# EXERCISE OBJECTIVE:
All of the records below must be output exactly, with no pictures carried over.

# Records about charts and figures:
——

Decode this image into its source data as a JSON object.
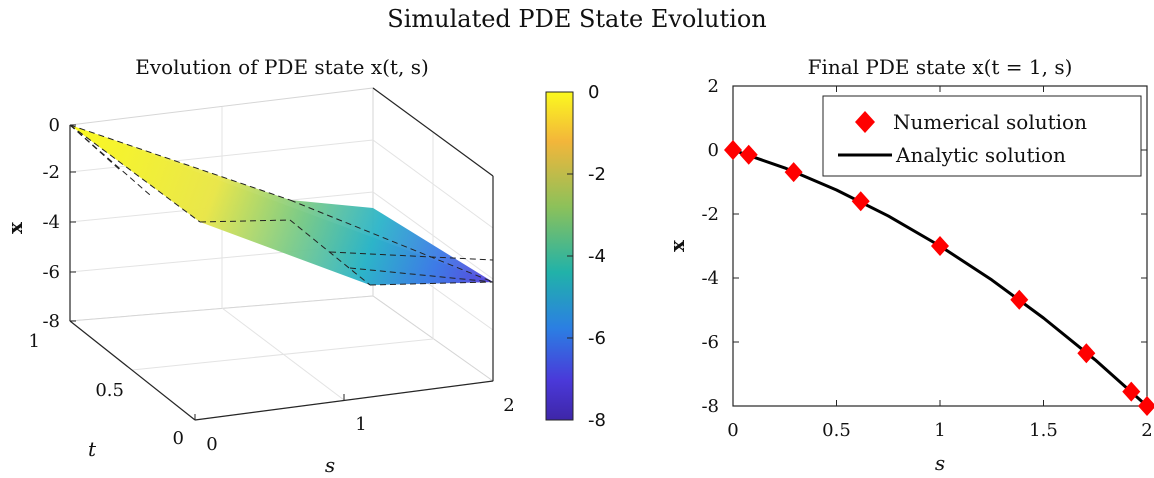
{
  "figure": {
    "title": "Simulated PDE State Evolution"
  },
  "chart_data": [
    {
      "type": "surface",
      "title": "Evolution of PDE state x(t, s)",
      "xlabel": "s",
      "ylabel": "t",
      "zlabel": "x",
      "xlim": [
        0,
        2
      ],
      "ylim": [
        0,
        1
      ],
      "zlim": [
        -8,
        0
      ],
      "xticks": [
        "0",
        "1",
        "2"
      ],
      "yticks": [
        "0",
        "0.5",
        "1"
      ],
      "zticks": [
        "0",
        "-2",
        "-4",
        "-6",
        "-8"
      ],
      "grid": true,
      "surface_points": [
        {
          "s": 0,
          "t": 1,
          "x": 0
        },
        {
          "s": 0.6,
          "t": 0,
          "x": -1.6
        },
        {
          "s": 1,
          "t": 0,
          "x": -3
        },
        {
          "s": 2,
          "t": 0,
          "x": -8
        },
        {
          "s": 2,
          "t": 1,
          "x": -8
        }
      ],
      "colorbar": {
        "ticks": [
          "0",
          "-2",
          "-4",
          "-6",
          "-8"
        ],
        "colormap": [
          "#fbf91f",
          "#f3b63a",
          "#8cc15a",
          "#21b2a9",
          "#2b7fe3",
          "#4a39d9",
          "#3e26a8"
        ]
      }
    },
    {
      "type": "line",
      "title": "Final PDE state x(t = 1, s)",
      "xlabel": "s",
      "ylabel": "x",
      "xlim": [
        0,
        2
      ],
      "ylim": [
        -8,
        2
      ],
      "xticks": [
        "0",
        "0.5",
        "1",
        "1.5",
        "2"
      ],
      "yticks": [
        "2",
        "0",
        "-2",
        "-4",
        "-6",
        "-8"
      ],
      "legend_position": "top-right",
      "series": [
        {
          "name": "Numerical solution",
          "marker": "diamond",
          "color": "#ff0000",
          "x": [
            0,
            0.076,
            0.293,
            0.617,
            1,
            1.383,
            1.707,
            1.924,
            2
          ],
          "y": [
            0,
            -0.15,
            -0.69,
            -1.6,
            -3,
            -4.68,
            -6.35,
            -7.55,
            -8
          ]
        },
        {
          "name": "Analytic solution",
          "marker": "none",
          "color": "#000000",
          "x": [
            0,
            0.25,
            0.5,
            0.75,
            1,
            1.25,
            1.5,
            1.75,
            2
          ],
          "y": [
            0,
            -0.56,
            -1.25,
            -2.06,
            -3,
            -4.06,
            -5.25,
            -6.56,
            -8
          ]
        }
      ]
    }
  ]
}
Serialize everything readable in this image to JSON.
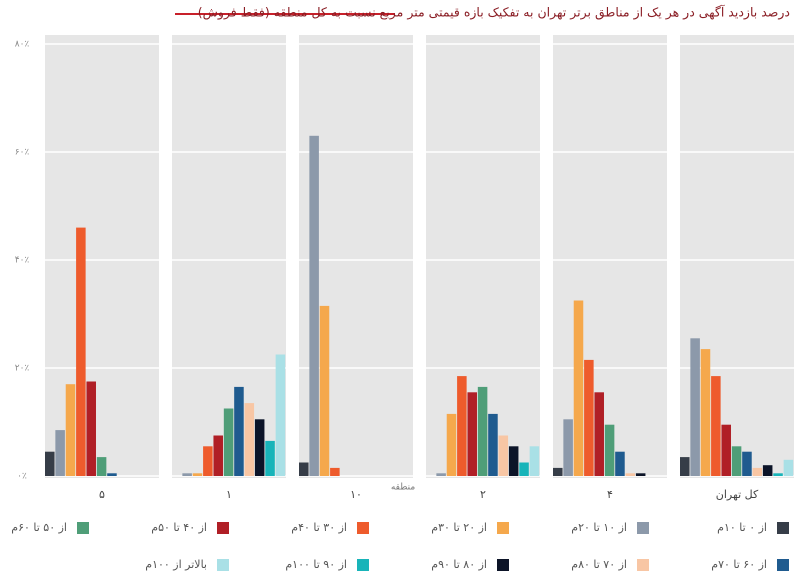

——

# TASK ANSWER:
Decode this image into its source data as a JSON object.
{
  "figure": {
    "title": "Simulated PDE State Evolution"
  },
  "chart_data": [
    {
      "type": "surface",
      "title": "Evolution of PDE state x(t, s)",
      "xlabel": "s",
      "ylabel": "t",
      "zlabel": "x",
      "xlim": [
        0,
        2
      ],
      "ylim": [
        0,
        1
      ],
      "zlim": [
        -8,
        0
      ],
      "xticks": [
        "0",
        "1",
        "2"
      ],
      "yticks": [
        "0",
        "0.5",
        "1"
      ],
      "zticks": [
        "0",
        "-2",
        "-4",
        "-6",
        "-8"
      ],
      "grid": true,
      "surface_points": [
        {
          "s": 0,
          "t": 1,
          "x": 0
        },
        {
          "s": 0.6,
          "t": 0,
          "x": -1.6
        },
        {
          "s": 1,
          "t": 0,
          "x": -3
        },
        {
          "s": 2,
          "t": 0,
          "x": -8
        },
        {
          "s": 2,
          "t": 1,
          "x": -8
        }
      ],
      "colorbar": {
        "ticks": [
          "0",
          "-2",
          "-4",
          "-6",
          "-8"
        ],
        "colormap": [
          "#fbf91f",
          "#f3b63a",
          "#8cc15a",
          "#21b2a9",
          "#2b7fe3",
          "#4a39d9",
          "#3e26a8"
        ]
      }
    },
    {
      "type": "line",
      "title": "Final PDE state x(t = 1, s)",
      "xlabel": "s",
      "ylabel": "x",
      "xlim": [
        0,
        2
      ],
      "ylim": [
        -8,
        2
      ],
      "xticks": [
        "0",
        "0.5",
        "1",
        "1.5",
        "2"
      ],
      "yticks": [
        "2",
        "0",
        "-2",
        "-4",
        "-6",
        "-8"
      ],
      "legend_position": "top-right",
      "series": [
        {
          "name": "Numerical solution",
          "marker": "diamond",
          "color": "#ff0000",
          "x": [
            0,
            0.076,
            0.293,
            0.617,
            1,
            1.383,
            1.707,
            1.924,
            2
          ],
          "y": [
            0,
            -0.15,
            -0.69,
            -1.6,
            -3,
            -4.68,
            -6.35,
            -7.55,
            -8
          ]
        },
        {
          "name": "Analytic solution",
          "marker": "none",
          "color": "#000000",
          "x": [
            0,
            0.25,
            0.5,
            0.75,
            1,
            1.25,
            1.5,
            1.75,
            2
          ],
          "y": [
            0,
            -0.56,
            -1.25,
            -2.06,
            -3,
            -4.06,
            -5.25,
            -6.56,
            -8
          ]
        }
      ]
    }
  ]
}
Serialize everything readable in this image to JSON.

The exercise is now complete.